■ YOUR OBJECTIVE
Give again only what runs from the line with "Read all visible content and emit it as JSON." to the final line of the entries below, exactly as written and without pictures.
== DATA SECTION ==
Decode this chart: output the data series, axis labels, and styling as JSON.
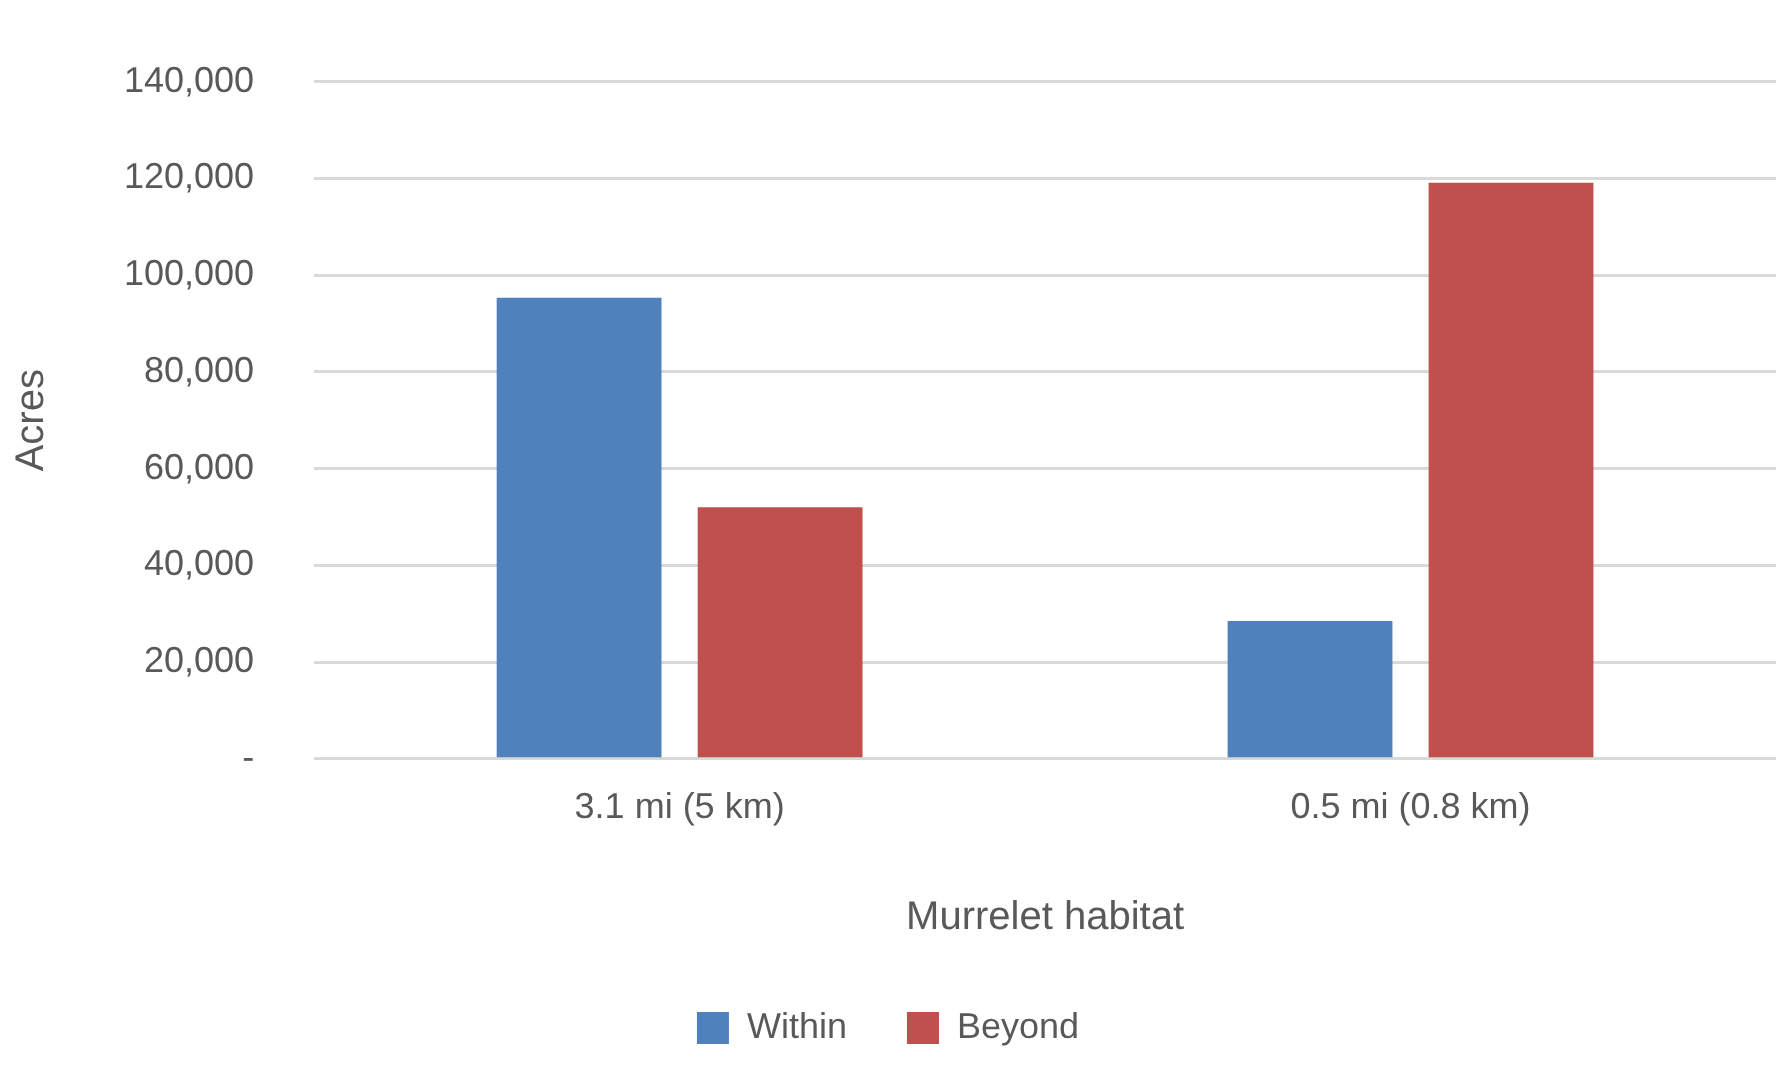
{
  "chart_data": {
    "type": "bar",
    "xlabel": "Murrelet habitat",
    "ylabel": "Acres",
    "categories": [
      "3.1 mi (5 km)",
      "0.5 mi (0.8 km)"
    ],
    "series": [
      {
        "name": "Within",
        "color": "#4f81bd",
        "values": [
          95300,
          28500
        ]
      },
      {
        "name": "Beyond",
        "color": "#c0504d",
        "values": [
          52000,
          119100
        ]
      }
    ],
    "ylim": [
      0,
      140000
    ],
    "yticks": [
      {
        "value": 0,
        "label": "-"
      },
      {
        "value": 20000,
        "label": "20,000"
      },
      {
        "value": 40000,
        "label": "40,000"
      },
      {
        "value": 60000,
        "label": "60,000"
      },
      {
        "value": 80000,
        "label": "80,000"
      },
      {
        "value": 100000,
        "label": "100,000"
      },
      {
        "value": 120000,
        "label": "120,000"
      },
      {
        "value": 140000,
        "label": "140,000"
      }
    ],
    "grid": "y",
    "legend": "bottom"
  }
}
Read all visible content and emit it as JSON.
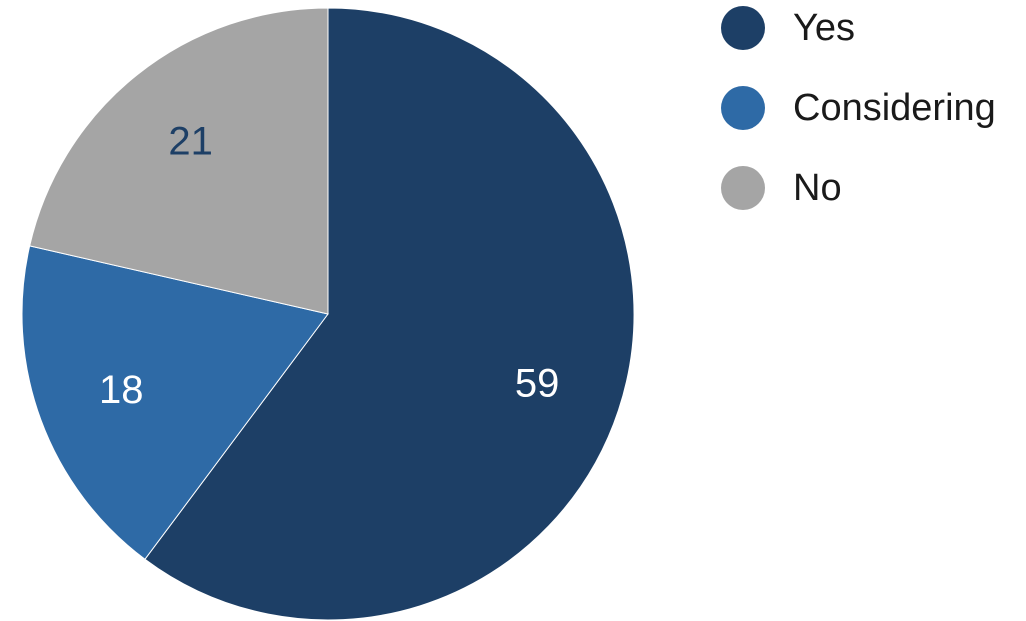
{
  "chart_data": {
    "type": "pie",
    "start": "12 o'clock",
    "direction": "clockwise",
    "slices": [
      {
        "label": "Yes",
        "value": 59,
        "color": "#1d3f66",
        "label_color": "#ffffff"
      },
      {
        "label": "Considering",
        "value": 18,
        "color": "#2e6aa6",
        "label_color": "#ffffff"
      },
      {
        "label": "No",
        "value": 21,
        "color": "#a5a5a5",
        "label_color": "#1d3f66"
      }
    ],
    "legend": {
      "position": "top-right",
      "entries": [
        "Yes",
        "Considering",
        "No"
      ]
    }
  }
}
===
■ RESULT OF THIS TASK
Read all visible content and emit it as JSON.
{
  "chart_data": {
    "type": "pie",
    "start": "12 o'clock",
    "direction": "clockwise",
    "slices": [
      {
        "label": "Yes",
        "value": 59,
        "color": "#1d3f66",
        "label_color": "#ffffff"
      },
      {
        "label": "Considering",
        "value": 18,
        "color": "#2e6aa6",
        "label_color": "#ffffff"
      },
      {
        "label": "No",
        "value": 21,
        "color": "#a5a5a5",
        "label_color": "#1d3f66"
      }
    ],
    "legend": {
      "position": "top-right",
      "entries": [
        "Yes",
        "Considering",
        "No"
      ]
    }
  }
}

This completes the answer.